Task to carry out → Copy the data below exactly.

Material →
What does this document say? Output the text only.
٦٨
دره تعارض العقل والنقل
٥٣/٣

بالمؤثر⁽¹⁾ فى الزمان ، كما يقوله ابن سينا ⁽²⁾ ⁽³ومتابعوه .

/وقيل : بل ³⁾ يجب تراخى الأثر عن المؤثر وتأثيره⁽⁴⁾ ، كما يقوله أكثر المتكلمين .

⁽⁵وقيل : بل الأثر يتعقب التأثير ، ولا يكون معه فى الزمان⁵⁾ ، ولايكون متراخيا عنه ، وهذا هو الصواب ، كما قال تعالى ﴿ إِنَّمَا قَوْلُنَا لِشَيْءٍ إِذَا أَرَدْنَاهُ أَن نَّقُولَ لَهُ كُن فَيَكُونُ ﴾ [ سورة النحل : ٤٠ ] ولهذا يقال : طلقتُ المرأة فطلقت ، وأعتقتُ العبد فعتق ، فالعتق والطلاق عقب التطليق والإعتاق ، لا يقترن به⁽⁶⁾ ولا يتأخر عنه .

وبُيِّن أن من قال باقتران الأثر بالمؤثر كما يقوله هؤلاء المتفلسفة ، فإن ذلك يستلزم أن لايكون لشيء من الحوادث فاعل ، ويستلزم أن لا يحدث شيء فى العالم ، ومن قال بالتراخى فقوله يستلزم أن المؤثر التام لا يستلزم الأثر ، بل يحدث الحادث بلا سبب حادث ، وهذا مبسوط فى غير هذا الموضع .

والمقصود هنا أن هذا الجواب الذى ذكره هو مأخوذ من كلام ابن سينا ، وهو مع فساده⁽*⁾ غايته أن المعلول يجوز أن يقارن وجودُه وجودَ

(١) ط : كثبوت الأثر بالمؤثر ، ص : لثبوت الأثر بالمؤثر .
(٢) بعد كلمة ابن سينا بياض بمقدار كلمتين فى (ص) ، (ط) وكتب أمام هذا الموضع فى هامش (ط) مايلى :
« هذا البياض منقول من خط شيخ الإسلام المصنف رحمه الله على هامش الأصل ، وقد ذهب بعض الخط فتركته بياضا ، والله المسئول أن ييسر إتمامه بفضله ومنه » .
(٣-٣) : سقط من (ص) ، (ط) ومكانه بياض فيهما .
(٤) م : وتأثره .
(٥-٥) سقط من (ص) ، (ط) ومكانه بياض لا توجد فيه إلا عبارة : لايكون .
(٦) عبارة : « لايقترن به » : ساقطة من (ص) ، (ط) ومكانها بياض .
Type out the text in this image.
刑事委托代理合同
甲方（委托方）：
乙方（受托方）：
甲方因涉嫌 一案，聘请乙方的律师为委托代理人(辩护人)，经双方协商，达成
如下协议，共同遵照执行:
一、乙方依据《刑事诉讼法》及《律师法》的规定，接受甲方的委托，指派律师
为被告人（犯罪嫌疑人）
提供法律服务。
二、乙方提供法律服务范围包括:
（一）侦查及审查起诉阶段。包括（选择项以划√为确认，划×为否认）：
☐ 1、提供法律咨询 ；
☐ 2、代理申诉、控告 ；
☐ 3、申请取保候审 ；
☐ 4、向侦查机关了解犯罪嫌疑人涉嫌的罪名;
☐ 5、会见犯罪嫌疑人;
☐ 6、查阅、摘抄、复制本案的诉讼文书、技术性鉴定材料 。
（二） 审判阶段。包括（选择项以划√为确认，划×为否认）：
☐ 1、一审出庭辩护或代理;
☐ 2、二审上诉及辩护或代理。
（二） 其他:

Result of this exercise →
What does this document say? Output the text only.
٦٨
دره تعارض العقل والنقل
٥٣/٣

بالمؤثر⁽¹⁾ فى الزمان ، كما يقوله ابن سينا ⁽²⁾ ⁽³ومتابعوه .

/وقيل : بل ³⁾ يجب تراخى الأثر عن المؤثر وتأثيره⁽⁴⁾ ، كما يقوله أكثر المتكلمين .

⁽⁵وقيل : بل الأثر يتعقب التأثير ، ولا يكون معه فى الزمان⁵⁾ ، ولايكون متراخيا عنه ، وهذا هو الصواب ، كما قال تعالى ﴿ إِنَّمَا قَوْلُنَا لِشَيْءٍ إِذَا أَرَدْنَاهُ أَن نَّقُولَ لَهُ كُن فَيَكُونُ ﴾ [ سورة النحل : ٤٠ ] ولهذا يقال : طلقتُ المرأة فطلقت ، وأعتقتُ العبد فعتق ، فالعتق والطلاق عقب التطليق والإعتاق ، لا يقترن به⁽⁶⁾ ولا يتأخر عنه .

وبُيِّن أن من قال باقتران الأثر بالمؤثر كما يقوله هؤلاء المتفلسفة ، فإن ذلك يستلزم أن لايكون لشيء من الحوادث فاعل ، ويستلزم أن لا يحدث شيء فى العالم ، ومن قال بالتراخى فقوله يستلزم أن المؤثر التام لا يستلزم الأثر ، بل يحدث الحادث بلا سبب حادث ، وهذا مبسوط فى غير هذا الموضع .

والمقصود هنا أن هذا الجواب الذى ذكره هو مأخوذ من كلام ابن سينا ، وهو مع فساده⁽*⁾ غايته أن المعلول يجوز أن يقارن وجودُه وجودَ

(١) ط : كثبوت الأثر بالمؤثر ، ص : لثبوت الأثر بالمؤثر .
(٢) بعد كلمة ابن سينا بياض بمقدار كلمتين فى (ص) ، (ط) وكتب أمام هذا الموضع فى هامش (ط) مايلى :
« هذا البياض منقول من خط شيخ الإسلام المصنف رحمه الله على هامش الأصل ، وقد ذهب بعض الخط فتركته بياضا ، والله المسئول أن ييسر إتمامه بفضله ومنه » .
(٣-٣) : سقط من (ص) ، (ط) ومكانه بياض فيهما .
(٤) م : وتأثره .
(٥-٥) سقط من (ص) ، (ط) ومكانه بياض لا توجد فيه إلا عبارة : لايكون .
(٦) عبارة : « لايقترن به » : ساقطة من (ص) ، (ط) ومكانها بياض .
Type out the text in this image.
刑事委托代理合同
甲方（委托方）：
乙方（受托方）：
甲方因涉嫌 一案，聘请乙方的律师为委托代理人(辩护人)，经双方协商，达成
如下协议，共同遵照执行:
一、乙方依据《刑事诉讼法》及《律师法》的规定，接受甲方的委托，指派律师
为被告人（犯罪嫌疑人）
提供法律服务。
二、乙方提供法律服务范围包括:
（一）侦查及审查起诉阶段。包括（选择项以划√为确认，划×为否认）：
☐ 1、提供法律咨询 ；
☐ 2、代理申诉、控告 ；
☐ 3、申请取保候审 ；
☐ 4、向侦查机关了解犯罪嫌疑人涉嫌的罪名;
☐ 5、会见犯罪嫌疑人;
☐ 6、查阅、摘抄、复制本案的诉讼文书、技术性鉴定材料 。
（二） 审判阶段。包括（选择项以划√为确认，划×为否认）：
☐ 1、一审出庭辩护或代理;
☐ 2、二审上诉及辩护或代理。
（二） 其他:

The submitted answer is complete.